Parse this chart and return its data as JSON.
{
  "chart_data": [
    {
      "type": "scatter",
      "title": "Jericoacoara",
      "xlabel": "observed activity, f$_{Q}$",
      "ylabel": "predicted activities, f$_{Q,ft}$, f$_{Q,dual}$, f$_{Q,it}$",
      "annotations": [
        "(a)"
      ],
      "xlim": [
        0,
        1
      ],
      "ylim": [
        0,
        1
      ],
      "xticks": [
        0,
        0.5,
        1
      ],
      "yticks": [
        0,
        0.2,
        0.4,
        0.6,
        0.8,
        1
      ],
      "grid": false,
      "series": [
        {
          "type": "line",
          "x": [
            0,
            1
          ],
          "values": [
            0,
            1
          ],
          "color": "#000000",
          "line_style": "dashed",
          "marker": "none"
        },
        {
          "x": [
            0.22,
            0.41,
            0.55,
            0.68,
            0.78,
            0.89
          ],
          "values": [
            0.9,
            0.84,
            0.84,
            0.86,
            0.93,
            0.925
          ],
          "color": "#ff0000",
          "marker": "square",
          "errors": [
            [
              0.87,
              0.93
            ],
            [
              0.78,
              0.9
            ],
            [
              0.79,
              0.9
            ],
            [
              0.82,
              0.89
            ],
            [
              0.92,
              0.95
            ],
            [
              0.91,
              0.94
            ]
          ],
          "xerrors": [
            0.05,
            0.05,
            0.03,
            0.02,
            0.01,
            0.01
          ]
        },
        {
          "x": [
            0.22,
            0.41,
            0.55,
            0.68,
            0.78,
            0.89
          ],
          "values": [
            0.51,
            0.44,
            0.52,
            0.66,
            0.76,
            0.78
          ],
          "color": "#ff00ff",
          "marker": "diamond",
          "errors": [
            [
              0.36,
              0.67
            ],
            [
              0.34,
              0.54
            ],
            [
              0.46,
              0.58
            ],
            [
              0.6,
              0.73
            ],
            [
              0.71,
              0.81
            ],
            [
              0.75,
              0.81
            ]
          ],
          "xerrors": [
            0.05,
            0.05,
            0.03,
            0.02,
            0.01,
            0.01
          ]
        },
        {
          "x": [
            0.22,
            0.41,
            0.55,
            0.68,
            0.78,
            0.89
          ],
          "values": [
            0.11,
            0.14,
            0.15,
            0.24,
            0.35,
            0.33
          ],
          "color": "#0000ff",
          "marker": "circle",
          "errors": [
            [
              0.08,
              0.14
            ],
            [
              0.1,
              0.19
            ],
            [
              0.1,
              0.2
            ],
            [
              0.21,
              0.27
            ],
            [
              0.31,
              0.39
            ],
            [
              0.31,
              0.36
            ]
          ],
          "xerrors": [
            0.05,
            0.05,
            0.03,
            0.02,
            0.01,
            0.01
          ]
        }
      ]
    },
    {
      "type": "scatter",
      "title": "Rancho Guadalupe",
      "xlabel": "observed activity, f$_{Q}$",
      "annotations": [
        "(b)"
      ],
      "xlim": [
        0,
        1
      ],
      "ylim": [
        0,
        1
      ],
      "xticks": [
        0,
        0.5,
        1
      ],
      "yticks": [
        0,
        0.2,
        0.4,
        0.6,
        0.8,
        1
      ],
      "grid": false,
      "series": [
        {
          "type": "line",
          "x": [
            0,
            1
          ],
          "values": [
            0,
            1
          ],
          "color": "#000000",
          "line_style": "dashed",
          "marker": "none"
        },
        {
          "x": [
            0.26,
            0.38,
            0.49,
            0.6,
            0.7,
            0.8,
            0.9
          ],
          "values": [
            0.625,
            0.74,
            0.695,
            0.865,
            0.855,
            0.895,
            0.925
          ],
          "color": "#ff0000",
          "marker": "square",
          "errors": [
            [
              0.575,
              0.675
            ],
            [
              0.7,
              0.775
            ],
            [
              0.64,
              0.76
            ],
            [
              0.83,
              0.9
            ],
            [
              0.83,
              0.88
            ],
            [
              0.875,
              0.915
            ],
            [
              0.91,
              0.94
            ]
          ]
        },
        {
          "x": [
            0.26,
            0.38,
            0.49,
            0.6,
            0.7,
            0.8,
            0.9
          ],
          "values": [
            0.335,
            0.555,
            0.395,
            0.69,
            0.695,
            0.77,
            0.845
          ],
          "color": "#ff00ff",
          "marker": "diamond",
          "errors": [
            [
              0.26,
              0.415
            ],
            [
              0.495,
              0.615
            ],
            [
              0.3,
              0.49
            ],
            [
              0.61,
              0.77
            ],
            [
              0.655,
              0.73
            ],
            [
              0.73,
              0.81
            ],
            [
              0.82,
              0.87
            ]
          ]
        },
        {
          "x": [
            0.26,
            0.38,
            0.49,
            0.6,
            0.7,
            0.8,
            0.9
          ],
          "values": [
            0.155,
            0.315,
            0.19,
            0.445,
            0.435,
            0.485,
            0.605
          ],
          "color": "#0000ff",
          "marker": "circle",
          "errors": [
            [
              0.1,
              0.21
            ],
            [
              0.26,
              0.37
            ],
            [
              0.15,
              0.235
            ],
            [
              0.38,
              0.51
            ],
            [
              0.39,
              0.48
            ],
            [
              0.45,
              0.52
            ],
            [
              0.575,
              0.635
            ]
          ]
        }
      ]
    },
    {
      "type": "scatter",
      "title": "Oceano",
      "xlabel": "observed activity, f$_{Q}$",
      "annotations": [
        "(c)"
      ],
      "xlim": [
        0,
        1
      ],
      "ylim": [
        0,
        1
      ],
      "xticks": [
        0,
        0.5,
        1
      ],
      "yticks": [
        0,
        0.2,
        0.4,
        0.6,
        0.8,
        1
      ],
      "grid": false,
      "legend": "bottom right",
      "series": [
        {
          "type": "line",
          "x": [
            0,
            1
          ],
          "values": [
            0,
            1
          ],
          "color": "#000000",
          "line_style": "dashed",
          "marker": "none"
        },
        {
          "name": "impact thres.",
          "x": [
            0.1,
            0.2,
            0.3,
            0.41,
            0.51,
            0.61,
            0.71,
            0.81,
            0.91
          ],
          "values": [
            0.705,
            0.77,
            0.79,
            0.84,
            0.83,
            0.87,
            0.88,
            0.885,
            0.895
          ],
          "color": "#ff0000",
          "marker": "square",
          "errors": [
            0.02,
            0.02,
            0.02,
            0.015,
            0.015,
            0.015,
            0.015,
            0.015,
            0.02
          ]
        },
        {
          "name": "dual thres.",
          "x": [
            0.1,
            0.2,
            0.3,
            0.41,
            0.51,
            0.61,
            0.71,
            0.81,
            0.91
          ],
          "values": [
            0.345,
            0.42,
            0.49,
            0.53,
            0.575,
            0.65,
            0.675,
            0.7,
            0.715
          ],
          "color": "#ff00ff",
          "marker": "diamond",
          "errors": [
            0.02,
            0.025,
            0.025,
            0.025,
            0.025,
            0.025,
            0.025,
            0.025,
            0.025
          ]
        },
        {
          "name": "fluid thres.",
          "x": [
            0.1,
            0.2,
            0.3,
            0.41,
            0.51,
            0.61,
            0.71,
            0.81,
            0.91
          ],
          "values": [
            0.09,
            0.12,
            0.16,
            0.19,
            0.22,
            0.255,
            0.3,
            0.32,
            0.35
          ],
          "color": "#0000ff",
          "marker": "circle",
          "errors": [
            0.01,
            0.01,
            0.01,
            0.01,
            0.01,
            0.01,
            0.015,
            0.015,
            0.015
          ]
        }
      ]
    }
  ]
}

....

Objective - Copy each entry exactly, with nothing added or dropped.

The response -
Parse this chart and return its data as JSON.
{
  "chart_data": [
    {
      "type": "scatter",
      "title": "Jericoacoara",
      "xlabel": "observed activity, f$_{Q}$",
      "ylabel": "predicted activities, f$_{Q,ft}$, f$_{Q,dual}$, f$_{Q,it}$",
      "annotations": [
        "(a)"
      ],
      "xlim": [
        0,
        1
      ],
      "ylim": [
        0,
        1
      ],
      "xticks": [
        0,
        0.5,
        1
      ],
      "yticks": [
        0,
        0.2,
        0.4,
        0.6,
        0.8,
        1
      ],
      "grid": false,
      "series": [
        {
          "type": "line",
          "x": [
            0,
            1
          ],
          "values": [
            0,
            1
          ],
          "color": "#000000",
          "line_style": "dashed",
          "marker": "none"
        },
        {
          "x": [
            0.22,
            0.41,
            0.55,
            0.68,
            0.78,
            0.89
          ],
          "values": [
            0.9,
            0.84,
            0.84,
            0.86,
            0.93,
            0.925
          ],
          "color": "#ff0000",
          "marker": "square",
          "errors": [
            [
              0.87,
              0.93
            ],
            [
              0.78,
              0.9
            ],
            [
              0.79,
              0.9
            ],
            [
              0.82,
              0.89
            ],
            [
              0.92,
              0.95
            ],
            [
              0.91,
              0.94
            ]
          ],
          "xerrors": [
            0.05,
            0.05,
            0.03,
            0.02,
            0.01,
            0.01
          ]
        },
        {
          "x": [
            0.22,
            0.41,
            0.55,
            0.68,
            0.78,
            0.89
          ],
          "values": [
            0.51,
            0.44,
            0.52,
            0.66,
            0.76,
            0.78
          ],
          "color": "#ff00ff",
          "marker": "diamond",
          "errors": [
            [
              0.36,
              0.67
            ],
            [
              0.34,
              0.54
            ],
            [
              0.46,
              0.58
            ],
            [
              0.6,
              0.73
            ],
            [
              0.71,
              0.81
            ],
            [
              0.75,
              0.81
            ]
          ],
          "xerrors": [
            0.05,
            0.05,
            0.03,
            0.02,
            0.01,
            0.01
          ]
        },
        {
          "x": [
            0.22,
            0.41,
            0.55,
            0.68,
            0.78,
            0.89
          ],
          "values": [
            0.11,
            0.14,
            0.15,
            0.24,
            0.35,
            0.33
          ],
          "color": "#0000ff",
          "marker": "circle",
          "errors": [
            [
              0.08,
              0.14
            ],
            [
              0.1,
              0.19
            ],
            [
              0.1,
              0.2
            ],
            [
              0.21,
              0.27
            ],
            [
              0.31,
              0.39
            ],
            [
              0.31,
              0.36
            ]
          ],
          "xerrors": [
            0.05,
            0.05,
            0.03,
            0.02,
            0.01,
            0.01
          ]
        }
      ]
    },
    {
      "type": "scatter",
      "title": "Rancho Guadalupe",
      "xlabel": "observed activity, f$_{Q}$",
      "annotations": [
        "(b)"
      ],
      "xlim": [
        0,
        1
      ],
      "ylim": [
        0,
        1
      ],
      "xticks": [
        0,
        0.5,
        1
      ],
      "yticks": [
        0,
        0.2,
        0.4,
        0.6,
        0.8,
        1
      ],
      "grid": false,
      "series": [
        {
          "type": "line",
          "x": [
            0,
            1
          ],
          "values": [
            0,
            1
          ],
          "color": "#000000",
          "line_style": "dashed",
          "marker": "none"
        },
        {
          "x": [
            0.26,
            0.38,
            0.49,
            0.6,
            0.7,
            0.8,
            0.9
          ],
          "values": [
            0.625,
            0.74,
            0.695,
            0.865,
            0.855,
            0.895,
            0.925
          ],
          "color": "#ff0000",
          "marker": "square",
          "errors": [
            [
              0.575,
              0.675
            ],
            [
              0.7,
              0.775
            ],
            [
              0.64,
              0.76
            ],
            [
              0.83,
              0.9
            ],
            [
              0.83,
              0.88
            ],
            [
              0.875,
              0.915
            ],
            [
              0.91,
              0.94
            ]
          ]
        },
        {
          "x": [
            0.26,
            0.38,
            0.49,
            0.6,
            0.7,
            0.8,
            0.9
          ],
          "values": [
            0.335,
            0.555,
            0.395,
            0.69,
            0.695,
            0.77,
            0.845
          ],
          "color": "#ff00ff",
          "marker": "diamond",
          "errors": [
            [
              0.26,
              0.415
            ],
            [
              0.495,
              0.615
            ],
            [
              0.3,
              0.49
            ],
            [
              0.61,
              0.77
            ],
            [
              0.655,
              0.73
            ],
            [
              0.73,
              0.81
            ],
            [
              0.82,
              0.87
            ]
          ]
        },
        {
          "x": [
            0.26,
            0.38,
            0.49,
            0.6,
            0.7,
            0.8,
            0.9
          ],
          "values": [
            0.155,
            0.315,
            0.19,
            0.445,
            0.435,
            0.485,
            0.605
          ],
          "color": "#0000ff",
          "marker": "circle",
          "errors": [
            [
              0.1,
              0.21
            ],
            [
              0.26,
              0.37
            ],
            [
              0.15,
              0.235
            ],
            [
              0.38,
              0.51
            ],
            [
              0.39,
              0.48
            ],
            [
              0.45,
              0.52
            ],
            [
              0.575,
              0.635
            ]
          ]
        }
      ]
    },
    {
      "type": "scatter",
      "title": "Oceano",
      "xlabel": "observed activity, f$_{Q}$",
      "annotations": [
        "(c)"
      ],
      "xlim": [
        0,
        1
      ],
      "ylim": [
        0,
        1
      ],
      "xticks": [
        0,
        0.5,
        1
      ],
      "yticks": [
        0,
        0.2,
        0.4,
        0.6,
        0.8,
        1
      ],
      "grid": false,
      "legend": "bottom right",
      "series": [
        {
          "type": "line",
          "x": [
            0,
            1
          ],
          "values": [
            0,
            1
          ],
          "color": "#000000",
          "line_style": "dashed",
          "marker": "none"
        },
        {
          "name": "impact thres.",
          "x": [
            0.1,
            0.2,
            0.3,
            0.41,
            0.51,
            0.61,
            0.71,
            0.81,
            0.91
          ],
          "values": [
            0.705,
            0.77,
            0.79,
            0.84,
            0.83,
            0.87,
            0.88,
            0.885,
            0.895
          ],
          "color": "#ff0000",
          "marker": "square",
          "errors": [
            0.02,
            0.02,
            0.02,
            0.015,
            0.015,
            0.015,
            0.015,
            0.015,
            0.02
          ]
        },
        {
          "name": "dual thres.",
          "x": [
            0.1,
            0.2,
            0.3,
            0.41,
            0.51,
            0.61,
            0.71,
            0.81,
            0.91
          ],
          "values": [
            0.345,
            0.42,
            0.49,
            0.53,
            0.575,
            0.65,
            0.675,
            0.7,
            0.715
          ],
          "color": "#ff00ff",
          "marker": "diamond",
          "errors": [
            0.02,
            0.025,
            0.025,
            0.025,
            0.025,
            0.025,
            0.025,
            0.025,
            0.025
          ]
        },
        {
          "name": "fluid thres.",
          "x": [
            0.1,
            0.2,
            0.3,
            0.41,
            0.51,
            0.61,
            0.71,
            0.81,
            0.91
          ],
          "values": [
            0.09,
            0.12,
            0.16,
            0.19,
            0.22,
            0.255,
            0.3,
            0.32,
            0.35
          ],
          "color": "#0000ff",
          "marker": "circle",
          "errors": [
            0.01,
            0.01,
            0.01,
            0.01,
            0.01,
            0.01,
            0.015,
            0.015,
            0.015
          ]
        }
      ]
    }
  ]
}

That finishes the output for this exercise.